[Dataset records]
● ● ● ● ●

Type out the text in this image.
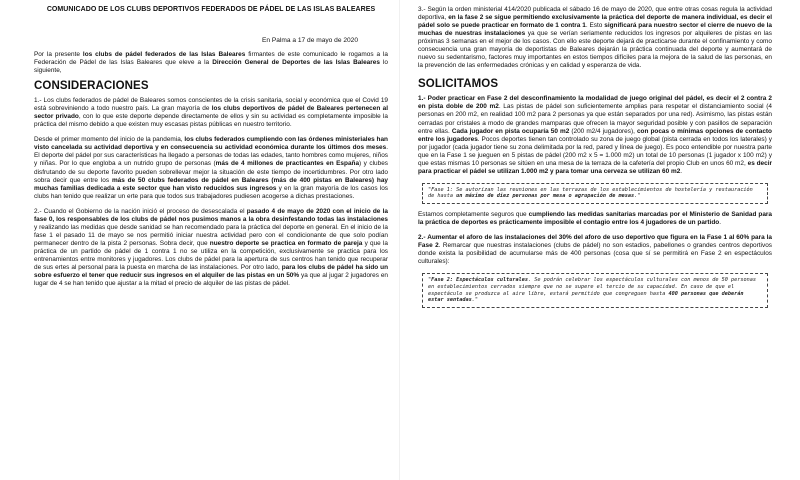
COMUNICADO DE LOS CLUBS DEPORTIVOS FEDERADOS DE PÁDEL DE LAS ISLAS BALEARES
En Palma a 17 de mayo de 2020

Por la presente los clubs de pádel federados de las Islas Baleares firmantes de este comunicado le rogamos a la Federación de Pádel de las Islas Baleares que eleve a la Dirección General de Deportes de las Islas Baleares lo siguiente,

CONSIDERACIONES

1.- Los clubs federados de pádel de Baleares somos conscientes de la crisis sanitaria, social y económica que el Covid 19 está sobreviniendo a todo nuestro país. La gran mayoría de los clubs deportivos de pádel de Baleares pertenecen al sector privado, con lo que este deporte depende directamente de ellos y sin su actividad es completamente imposible la práctica del mismo debido a que existen muy escasas pistas públicas en nuestro territorio.

Desde el primer momento del inicio de la pandemia, los clubs federados cumpliendo con las órdenes ministeriales han visto cancelada su actividad deportiva y en consecuencia su actividad económica durante los últimos dos meses. El deporte del pádel por sus características ha llegado a personas de todas las edades, tanto hombres como mujeres, niños y niñas. Por lo que engloba a un nutrido grupo de personas (más de 4 millones de practicantes en España) y clubes disfrutando de su deporte favorito pueden sobrellevar mejor la situación de este tiempo de incertidumbres. Por otro lado sobra decir que entre los más de 50 clubs federados de pádel en Baleares (más de 400 pistas en Baleares) hay muchas familias dedicada a este sector que han visto reducidos sus ingresos y en la gran mayoría de los casos los clubs han tenido que realizar un erte para que todos sus trabajadores pudiesen acogerse a dichas prestaciones.

2.- Cuando el Gobierno de la nación inició el proceso de desescalada el pasado 4 de mayo de 2020 con el inicio de la fase 0, los responsables de los clubs de pádel nos pusimos manos a la obra desinfestando todas las instalaciones y realizando las medidas que desde sanidad se han recomendado para la práctica del deporte en general. En el inicio de la fase 1 el pasado 11 de mayo se nos permitió iniciar nuestra actividad pero con el condicionante de que solo podían permanecer dentro de la pista 2 personas. Sobra decir, que nuestro deporte se practica en formato de pareja y que la práctica de un partido de pádel de 1 contra 1 no se utiliza en la competición, exclusivamente se practica para los entrenamientos entre monitores y jugadores. Los clubs de pádel para la apertura de sus centros han tenido que recuperar de sus ertes al personal para la puesta en marcha de las instalaciones. Por otro lado, para los clubs de pádel ha sido un sobre esfuerzo el tener que reducir sus ingresos en el alquiler de las pistas en un 50% ya que al jugar 2 jugadores en lugar de 4 se han tenido que ajustar a la mitad el precio de alquiler de las pistas de pádel.

3.- Según la orden ministerial 414/2020 publicada el sábado 16 de mayo de 2020, que entre otras cosas regula la actividad deportiva, en la fase 2 se sigue permitiendo exclusivamente la práctica del deporte de manera individual, es decir el pádel solo se puede practicar en formato de 1 contra 1. Esto significará para nuestro sector el cierre de nuevo de la muchas de nuestras instalaciones ya que se verían seriamente reducidos los ingresos por alquileres de pistas en las próximas 3 semanas en el mejor de los casos. Con ello este deporte dejará de practicarse durante el confinamiento y como consecuencia una gran mayoría de deportistas de Baleares dejarán la práctica continuada del deporte y aumentará de nuevo su sedentarismo, factores muy importantes en estos tiempos difíciles para la mejora de la salud de las personas, en la prevención de las enfermedades crónicas y en calidad y esperanza de vida.

SOLICITAMOS

1.- Poder practicar en Fase 2 del desconfinamiento la modalidad de juego original del pádel, es decir el 2 contra 2 en pista doble de 200 m2. Las pistas de pádel son suficientemente amplias para respetar el distanciamiento social (4 personas en 200 m2, en realidad 100 m2 para 2 personas ya que están separados por una red). Asimismo, las pistas están cerradas por cristales a modo de grandes mamparas que ofrecen la mayor seguridad posible y con pasillos de separación entre ellas. Cada jugador en pista ocuparía 50 m2 (200 m2/4 jugadores), con pocas o mínimas opciones de contacto entre los jugadores. Pocos deportes tienen tan controlado su zona de juego global (pista cerrada en todos los laterales) y por jugador (cada jugador tiene su zona delimitada por la red, pared y línea de juego). Es poco entendible por nuestra parte que en la Fase 1 se jueguen en 5 pistas de pádel (200 m2 x 5 = 1.000 m2) un total de 10 personas (1 jugador x 100 m2) y que estas mismas 10 personas se sitúen en una mesa de la terraza de la cafetería del propio Club en unos 60 m2, es decir para practicar el pádel se utilizan 1.000 m2 y para tomar una cerveza se utilizan 60 m2.

"Fase 1: Se autorizan las reuniones en las terrazas de los establecimientos de hostelería y restauración de hasta un máximo de diez personas por mesa o agrupación de mesas."

Estamos completamente seguros que cumpliendo las medidas sanitarias marcadas por el Ministerio de Sanidad para la práctica de deportes es prácticamente imposible el contagio entre los 4 jugadores de un partido.

2.- Aumentar el aforo de las instalaciones del 30% del aforo de uso deportivo que figura en la Fase 1 al 60% para la Fase 2. Remarcar que nuestras instalaciones (clubs de pádel) no son estadios, pabellones o grandes centros deportivos donde exista la posibilidad de acumularse más de 400 personas (cosa que sí se permitirá en Fase 2 en espectáculos culturales):

"Fase 2: Espectáculos culturales. Se podrán celebrar los espectáculos culturales con menos de 50 personas en establecimientos cerrados siempre que no se supere el tercio de su capacidad. En caso de que el espectáculo se produzca al aire libre, estará permitido que congreguen hasta 400 personas que deberán estar sentadas."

● ● ● ● ●

**WORK INSTRUCTIONS:** Reproduce the entries exactly. Do not carry over any picture.

**SOLVED PROBLEM:**
Type out the text in this image.
COMUNICADO DE LOS CLUBS DEPORTIVOS FEDERADOS DE PÁDEL DE LAS ISLAS BALEARES
En Palma a 17 de mayo de 2020

Por la presente los clubs de pádel federados de las Islas Baleares firmantes de este comunicado le rogamos a la Federación de Pádel de las Islas Baleares que eleve a la Dirección General de Deportes de las Islas Baleares lo siguiente,

CONSIDERACIONES

1.- Los clubs federados de pádel de Baleares somos conscientes de la crisis sanitaria, social y económica que el Covid 19 está sobreviniendo a todo nuestro país. La gran mayoría de los clubs deportivos de pádel de Baleares pertenecen al sector privado, con lo que este deporte depende directamente de ellos y sin su actividad es completamente imposible la práctica del mismo debido a que existen muy escasas pistas públicas en nuestro territorio.

Desde el primer momento del inicio de la pandemia, los clubs federados cumpliendo con las órdenes ministeriales han visto cancelada su actividad deportiva y en consecuencia su actividad económica durante los últimos dos meses. El deporte del pádel por sus características ha llegado a personas de todas las edades, tanto hombres como mujeres, niños y niñas. Por lo que engloba a un nutrido grupo de personas (más de 4 millones de practicantes en España) y clubes disfrutando de su deporte favorito pueden sobrellevar mejor la situación de este tiempo de incertidumbres. Por otro lado sobra decir que entre los más de 50 clubs federados de pádel en Baleares (más de 400 pistas en Baleares) hay muchas familias dedicada a este sector que han visto reducidos sus ingresos y en la gran mayoría de los casos los clubs han tenido que realizar un erte para que todos sus trabajadores pudiesen acogerse a dichas prestaciones.

2.- Cuando el Gobierno de la nación inició el proceso de desescalada el pasado 4 de mayo de 2020 con el inicio de la fase 0, los responsables de los clubs de pádel nos pusimos manos a la obra desinfestando todas las instalaciones y realizando las medidas que desde sanidad se han recomendado para la práctica del deporte en general. En el inicio de la fase 1 el pasado 11 de mayo se nos permitió iniciar nuestra actividad pero con el condicionante de que solo podían permanecer dentro de la pista 2 personas. Sobra decir, que nuestro deporte se practica en formato de pareja y que la práctica de un partido de pádel de 1 contra 1 no se utiliza en la competición, exclusivamente se practica para los entrenamientos entre monitores y jugadores. Los clubs de pádel para la apertura de sus centros han tenido que recuperar de sus ertes al personal para la puesta en marcha de las instalaciones. Por otro lado, para los clubs de pádel ha sido un sobre esfuerzo el tener que reducir sus ingresos en el alquiler de las pistas en un 50% ya que al jugar 2 jugadores en lugar de 4 se han tenido que ajustar a la mitad el precio de alquiler de las pistas de pádel.

3.- Según la orden ministerial 414/2020 publicada el sábado 16 de mayo de 2020, que entre otras cosas regula la actividad deportiva, en la fase 2 se sigue permitiendo exclusivamente la práctica del deporte de manera individual, es decir el pádel solo se puede practicar en formato de 1 contra 1. Esto significará para nuestro sector el cierre de nuevo de la muchas de nuestras instalaciones ya que se verían seriamente reducidos los ingresos por alquileres de pistas en las próximas 3 semanas en el mejor de los casos. Con ello este deporte dejará de practicarse durante el confinamiento y como consecuencia una gran mayoría de deportistas de Baleares dejarán la práctica continuada del deporte y aumentará de nuevo su sedentarismo, factores muy importantes en estos tiempos difíciles para la mejora de la salud de las personas, en la prevención de las enfermedades crónicas y en calidad y esperanza de vida.

SOLICITAMOS

1.- Poder practicar en Fase 2 del desconfinamiento la modalidad de juego original del pádel, es decir el 2 contra 2 en pista doble de 200 m2. Las pistas de pádel son suficientemente amplias para respetar el distanciamiento social (4 personas en 200 m2, en realidad 100 m2 para 2 personas ya que están separados por una red). Asimismo, las pistas están cerradas por cristales a modo de grandes mamparas que ofrecen la mayor seguridad posible y con pasillos de separación entre ellas. Cada jugador en pista ocuparía 50 m2 (200 m2/4 jugadores), con pocas o mínimas opciones de contacto entre los jugadores. Pocos deportes tienen tan controlado su zona de juego global (pista cerrada en todos los laterales) y por jugador (cada jugador tiene su zona delimitada por la red, pared y línea de juego). Es poco entendible por nuestra parte que en la Fase 1 se jueguen en 5 pistas de pádel (200 m2 x 5 = 1.000 m2) un total de 10 personas (1 jugador x 100 m2) y que estas mismas 10 personas se sitúen en una mesa de la terraza de la cafetería del propio Club en unos 60 m2, es decir para practicar el pádel se utilizan 1.000 m2 y para tomar una cerveza se utilizan 60 m2.

"Fase 1: Se autorizan las reuniones en las terrazas de los establecimientos de hostelería y restauración de hasta un máximo de diez personas por mesa o agrupación de mesas."

Estamos completamente seguros que cumpliendo las medidas sanitarias marcadas por el Ministerio de Sanidad para la práctica de deportes es prácticamente imposible el contagio entre los 4 jugadores de un partido.

2.- Aumentar el aforo de las instalaciones del 30% del aforo de uso deportivo que figura en la Fase 1 al 60% para la Fase 2. Remarcar que nuestras instalaciones (clubs de pádel) no son estadios, pabellones o grandes centros deportivos donde exista la posibilidad de acumularse más de 400 personas (cosa que sí se permitirá en Fase 2 en espectáculos culturales):

"Fase 2: Espectáculos culturales. Se podrán celebrar los espectáculos culturales con menos de 50 personas en establecimientos cerrados siempre que no se supere el tercio de su capacidad. En caso de que el espectáculo se produzca al aire libre, estará permitido que congreguen hasta 400 personas que deberán estar sentadas."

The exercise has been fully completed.